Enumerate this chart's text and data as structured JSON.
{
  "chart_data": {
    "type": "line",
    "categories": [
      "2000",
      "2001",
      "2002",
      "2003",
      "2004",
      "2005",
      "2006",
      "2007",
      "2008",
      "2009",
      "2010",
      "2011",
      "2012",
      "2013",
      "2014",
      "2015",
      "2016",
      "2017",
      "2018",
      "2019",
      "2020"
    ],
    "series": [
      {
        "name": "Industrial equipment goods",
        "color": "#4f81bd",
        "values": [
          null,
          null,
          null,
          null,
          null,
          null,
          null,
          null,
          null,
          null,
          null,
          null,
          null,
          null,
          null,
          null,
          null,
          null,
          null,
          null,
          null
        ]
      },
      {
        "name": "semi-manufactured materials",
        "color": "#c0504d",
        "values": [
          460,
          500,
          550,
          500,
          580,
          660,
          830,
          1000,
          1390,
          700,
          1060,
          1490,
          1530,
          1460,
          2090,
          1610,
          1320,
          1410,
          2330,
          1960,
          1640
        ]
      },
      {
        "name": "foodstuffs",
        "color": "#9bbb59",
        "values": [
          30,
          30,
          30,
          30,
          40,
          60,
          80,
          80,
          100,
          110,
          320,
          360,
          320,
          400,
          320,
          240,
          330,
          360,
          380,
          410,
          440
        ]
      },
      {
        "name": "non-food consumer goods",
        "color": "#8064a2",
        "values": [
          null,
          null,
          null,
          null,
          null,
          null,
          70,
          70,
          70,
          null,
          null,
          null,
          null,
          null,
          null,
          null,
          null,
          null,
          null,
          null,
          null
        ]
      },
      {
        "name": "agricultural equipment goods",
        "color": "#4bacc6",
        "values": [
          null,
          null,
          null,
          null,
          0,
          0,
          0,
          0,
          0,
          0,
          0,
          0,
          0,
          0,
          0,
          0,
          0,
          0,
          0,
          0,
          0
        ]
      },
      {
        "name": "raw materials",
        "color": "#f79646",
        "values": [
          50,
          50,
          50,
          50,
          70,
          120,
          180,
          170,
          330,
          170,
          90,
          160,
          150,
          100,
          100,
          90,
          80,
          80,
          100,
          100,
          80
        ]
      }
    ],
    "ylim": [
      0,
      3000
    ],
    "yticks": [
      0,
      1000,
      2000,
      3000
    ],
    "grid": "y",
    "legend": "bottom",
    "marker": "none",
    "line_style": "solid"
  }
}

* _To do_
Write out the data again, exactly and in full.

* _Written answer_
Enumerate this chart's text and data as structured JSON.
{
  "chart_data": {
    "type": "line",
    "categories": [
      "2000",
      "2001",
      "2002",
      "2003",
      "2004",
      "2005",
      "2006",
      "2007",
      "2008",
      "2009",
      "2010",
      "2011",
      "2012",
      "2013",
      "2014",
      "2015",
      "2016",
      "2017",
      "2018",
      "2019",
      "2020"
    ],
    "series": [
      {
        "name": "Industrial equipment goods",
        "color": "#4f81bd",
        "values": [
          null,
          null,
          null,
          null,
          null,
          null,
          null,
          null,
          null,
          null,
          null,
          null,
          null,
          null,
          null,
          null,
          null,
          null,
          null,
          null,
          null
        ]
      },
      {
        "name": "semi-manufactured materials",
        "color": "#c0504d",
        "values": [
          460,
          500,
          550,
          500,
          580,
          660,
          830,
          1000,
          1390,
          700,
          1060,
          1490,
          1530,
          1460,
          2090,
          1610,
          1320,
          1410,
          2330,
          1960,
          1640
        ]
      },
      {
        "name": "foodstuffs",
        "color": "#9bbb59",
        "values": [
          30,
          30,
          30,
          30,
          40,
          60,
          80,
          80,
          100,
          110,
          320,
          360,
          320,
          400,
          320,
          240,
          330,
          360,
          380,
          410,
          440
        ]
      },
      {
        "name": "non-food consumer goods",
        "color": "#8064a2",
        "values": [
          null,
          null,
          null,
          null,
          null,
          null,
          70,
          70,
          70,
          null,
          null,
          null,
          null,
          null,
          null,
          null,
          null,
          null,
          null,
          null,
          null
        ]
      },
      {
        "name": "agricultural equipment goods",
        "color": "#4bacc6",
        "values": [
          null,
          null,
          null,
          null,
          0,
          0,
          0,
          0,
          0,
          0,
          0,
          0,
          0,
          0,
          0,
          0,
          0,
          0,
          0,
          0,
          0
        ]
      },
      {
        "name": "raw materials",
        "color": "#f79646",
        "values": [
          50,
          50,
          50,
          50,
          70,
          120,
          180,
          170,
          330,
          170,
          90,
          160,
          150,
          100,
          100,
          90,
          80,
          80,
          100,
          100,
          80
        ]
      }
    ],
    "ylim": [
      0,
      3000
    ],
    "yticks": [
      0,
      1000,
      2000,
      3000
    ],
    "grid": "y",
    "legend": "bottom",
    "marker": "none",
    "line_style": "solid"
  }
}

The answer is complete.